__Work to do__. Print every entry below character for character, omitting the pictures.

__Data to use__.
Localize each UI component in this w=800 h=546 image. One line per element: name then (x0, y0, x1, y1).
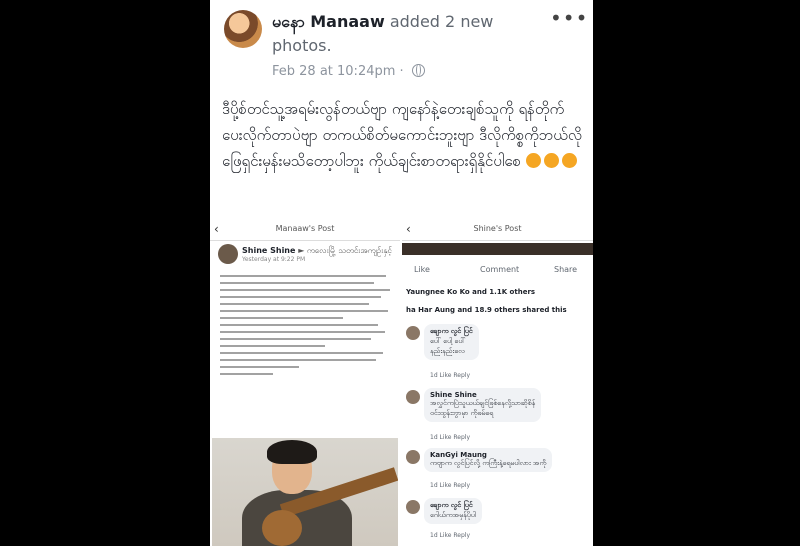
comment-author: Shine Shine (430, 391, 477, 399)
comment-text: ဂေါယ်ကအမှန်ပိုပါ (430, 511, 476, 519)
facebook-post-card: မနော Manaaw added 2 new photos. ••• Feb … (210, 0, 593, 546)
reaction-summary: Yaungnee Ko Ko and 1.1K others (406, 288, 536, 296)
comment-author: ချောက လွင် ပြင် (430, 327, 473, 335)
comment-bubble: Shine Shine အလွှင်ကပြဲသူယယ်ချင်ဖြစ်နေလို… (424, 388, 542, 422)
poster-suffix: ► ကလေးမြို့ သတင်းအကျဉ်းနှင့် (298, 246, 392, 255)
angry-emoji-icon (543, 153, 559, 168)
more-options-icon[interactable]: ••• (550, 6, 588, 30)
comment-text: အလွှင်ကပြဲသူယယ်ချင်ဖြစ်နေလို့သာဆိုစိန် ဝ… (430, 399, 536, 417)
action-bar: Like Comment Share (402, 262, 593, 280)
comment-bubble: ချောက လွင် ပြင် ပေါ် ပေါ့ ပေါ် နည်းနည်းလ… (424, 324, 479, 360)
comment-bubble: ချောက လွင် ပြင် ဂေါယ်ကအမှန်ပိုပါ (424, 498, 482, 524)
comment-button: Comment (480, 265, 520, 274)
comment-text: ကဗျာက လွင်ပြင်လို့ ကကြီးနဲ့ရေမပါလား အကို (430, 459, 547, 467)
screenshot-text-block (220, 270, 395, 380)
like-button: Like (414, 265, 430, 274)
screenshot-title: Shine's Post (473, 224, 522, 233)
author-avatar[interactable] (224, 10, 262, 48)
guitar-player-photo (212, 438, 398, 546)
comment-author: ချောက လွင် ပြင် (430, 501, 473, 509)
post-meta: Feb 28 at 10:24pm · (272, 64, 425, 79)
angry-emoji-icon (525, 153, 541, 168)
poster-name: Shine Shine (242, 246, 296, 255)
comment-meta: 1d Like Reply (430, 372, 471, 379)
photo-right-screenshot[interactable]: ‹ Shine's Post Like Comment Share Yaungn… (402, 218, 593, 546)
comment-meta: 1d Like Reply (430, 434, 471, 441)
avatar (218, 244, 238, 264)
screenshot-titlebar: ‹ Shine's Post (402, 218, 593, 241)
author-name-link[interactable]: မနော Manaaw (272, 12, 385, 31)
avatar (406, 390, 420, 404)
screenshot-time: Yesterday at 9:22 PM (242, 256, 306, 263)
avatar (406, 450, 420, 464)
back-arrow-icon: ‹ (214, 222, 219, 236)
post-timestamp[interactable]: Feb 28 at 10:24pm (272, 64, 395, 79)
comment-bubble: KanGyi Maung ကဗျာက လွင်ပြင်လို့ ကကြီးနဲ့… (424, 448, 553, 472)
post-header: မနော Manaaw added 2 new photos. ••• Feb … (210, 0, 593, 92)
angry-emoji-icon (561, 153, 577, 168)
share-summary: ha Har Aung and 18.9 others shared this (406, 306, 567, 314)
screenshot-title: Manaaw's Post (275, 224, 335, 233)
comment-text: ပေါ် ပေါ့ ပေါ် နည်းနည်းလေ (430, 337, 466, 355)
screenshot-titlebar: ‹ Manaaw's Post (210, 218, 400, 241)
post-body: ဒီပို့စ်တင်သူ့အရမ်းလွန်တယ်ဗျာ ကျနော်နဲ့တ… (222, 96, 584, 174)
avatar (406, 500, 420, 514)
public-globe-icon[interactable] (411, 64, 425, 77)
post-photos[interactable]: ‹ Manaaw's Post Shine Shine ► ကလေးမြို့ … (210, 218, 593, 546)
comment-meta: 1d Like Reply (430, 532, 471, 539)
back-arrow-icon: ‹ (406, 222, 411, 236)
comment-meta: 1d Like Reply (430, 482, 471, 489)
post-author-line: မနော Manaaw added 2 new photos. (272, 10, 542, 58)
share-button: Share (554, 265, 578, 274)
cropped-image-strip (402, 243, 593, 255)
photo-left-screenshot[interactable]: ‹ Manaaw's Post Shine Shine ► ကလေးမြို့ … (210, 218, 400, 546)
avatar (406, 326, 420, 340)
comment-author: KanGyi Maung (430, 451, 487, 459)
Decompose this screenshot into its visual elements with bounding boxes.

__Written response__.
Localize each UI component in this w=800 h=546 image. One line per element: name then (x0, y0, x1, y1).
comment-author: Shine Shine (430, 391, 477, 399)
comment-text: ဂေါယ်ကအမှန်ပိုပါ (430, 511, 476, 519)
facebook-post-card: မနော Manaaw added 2 new photos. ••• Feb … (210, 0, 593, 546)
reaction-summary: Yaungnee Ko Ko and 1.1K others (406, 288, 536, 296)
comment-author: ချောက လွင် ပြင် (430, 327, 473, 335)
comment-bubble: Shine Shine အလွှင်ကပြဲသူယယ်ချင်ဖြစ်နေလို… (424, 388, 542, 422)
poster-suffix: ► ကလေးမြို့ သတင်းအကျဉ်းနှင့် (298, 246, 392, 255)
angry-emoji-icon (543, 153, 559, 168)
more-options-icon[interactable]: ••• (550, 6, 588, 30)
comment-text: အလွှင်ကပြဲသူယယ်ချင်ဖြစ်နေလို့သာဆိုစိန် ဝ… (430, 399, 536, 417)
action-bar: Like Comment Share (402, 262, 593, 280)
comment-bubble: ချောက လွင် ပြင် ပေါ် ပေါ့ ပေါ် နည်းနည်းလ… (424, 324, 479, 360)
comment-bubble: ချောက လွင် ပြင် ဂေါယ်ကအမှန်ပိုပါ (424, 498, 482, 524)
comment-button: Comment (480, 265, 520, 274)
comment-text: ကဗျာက လွင်ပြင်လို့ ကကြီးနဲ့ရေမပါလား အကို (430, 459, 547, 467)
screenshot-text-block (220, 270, 395, 380)
like-button: Like (414, 265, 430, 274)
screenshot-title: Shine's Post (473, 224, 522, 233)
author-avatar[interactable] (224, 10, 262, 48)
guitar-player-photo (212, 438, 398, 546)
comment-author: ချောက လွင် ပြင် (430, 501, 473, 509)
post-meta: Feb 28 at 10:24pm · (272, 64, 425, 79)
angry-emoji-icon (525, 153, 541, 168)
poster-name: Shine Shine (242, 246, 296, 255)
comment-meta: 1d Like Reply (430, 372, 471, 379)
photo-right-screenshot[interactable]: ‹ Shine's Post Like Comment Share Yaungn… (402, 218, 593, 546)
comment-meta: 1d Like Reply (430, 434, 471, 441)
avatar (218, 244, 238, 264)
screenshot-titlebar: ‹ Shine's Post (402, 218, 593, 241)
author-name-link[interactable]: မနော Manaaw (272, 12, 385, 31)
avatar (406, 390, 420, 404)
screenshot-time: Yesterday at 9:22 PM (242, 256, 306, 263)
avatar (406, 450, 420, 464)
back-arrow-icon: ‹ (214, 222, 219, 236)
post-timestamp[interactable]: Feb 28 at 10:24pm (272, 64, 395, 79)
comment-bubble: KanGyi Maung ကဗျာက လွင်ပြင်လို့ ကကြီးနဲ့… (424, 448, 553, 472)
post-header: မနော Manaaw added 2 new photos. ••• Feb … (210, 0, 593, 92)
angry-emoji-icon (561, 153, 577, 168)
share-summary: ha Har Aung and 18.9 others shared this (406, 306, 567, 314)
screenshot-title: Manaaw's Post (275, 224, 335, 233)
comment-text: ပေါ် ပေါ့ ပေါ် နည်းနည်းလေ (430, 337, 466, 355)
screenshot-titlebar: ‹ Manaaw's Post (210, 218, 400, 241)
post-body: ဒီပို့စ်တင်သူ့အရမ်းလွန်တယ်ဗျာ ကျနော်နဲ့တ… (222, 96, 584, 174)
avatar (406, 500, 420, 514)
public-globe-icon[interactable] (411, 64, 425, 77)
post-photos[interactable]: ‹ Manaaw's Post Shine Shine ► ကလေးမြို့ … (210, 218, 593, 546)
comment-meta: 1d Like Reply (430, 532, 471, 539)
back-arrow-icon: ‹ (406, 222, 411, 236)
comment-meta: 1d Like Reply (430, 482, 471, 489)
post-author-line: မနော Manaaw added 2 new photos. (272, 10, 542, 58)
share-button: Share (554, 265, 578, 274)
cropped-image-strip (402, 243, 593, 255)
photo-left-screenshot[interactable]: ‹ Manaaw's Post Shine Shine ► ကလေးမြို့ … (210, 218, 400, 546)
avatar (406, 326, 420, 340)
comment-author: KanGyi Maung (430, 451, 487, 459)
Decompose this screenshot into its visual elements with bounding boxes.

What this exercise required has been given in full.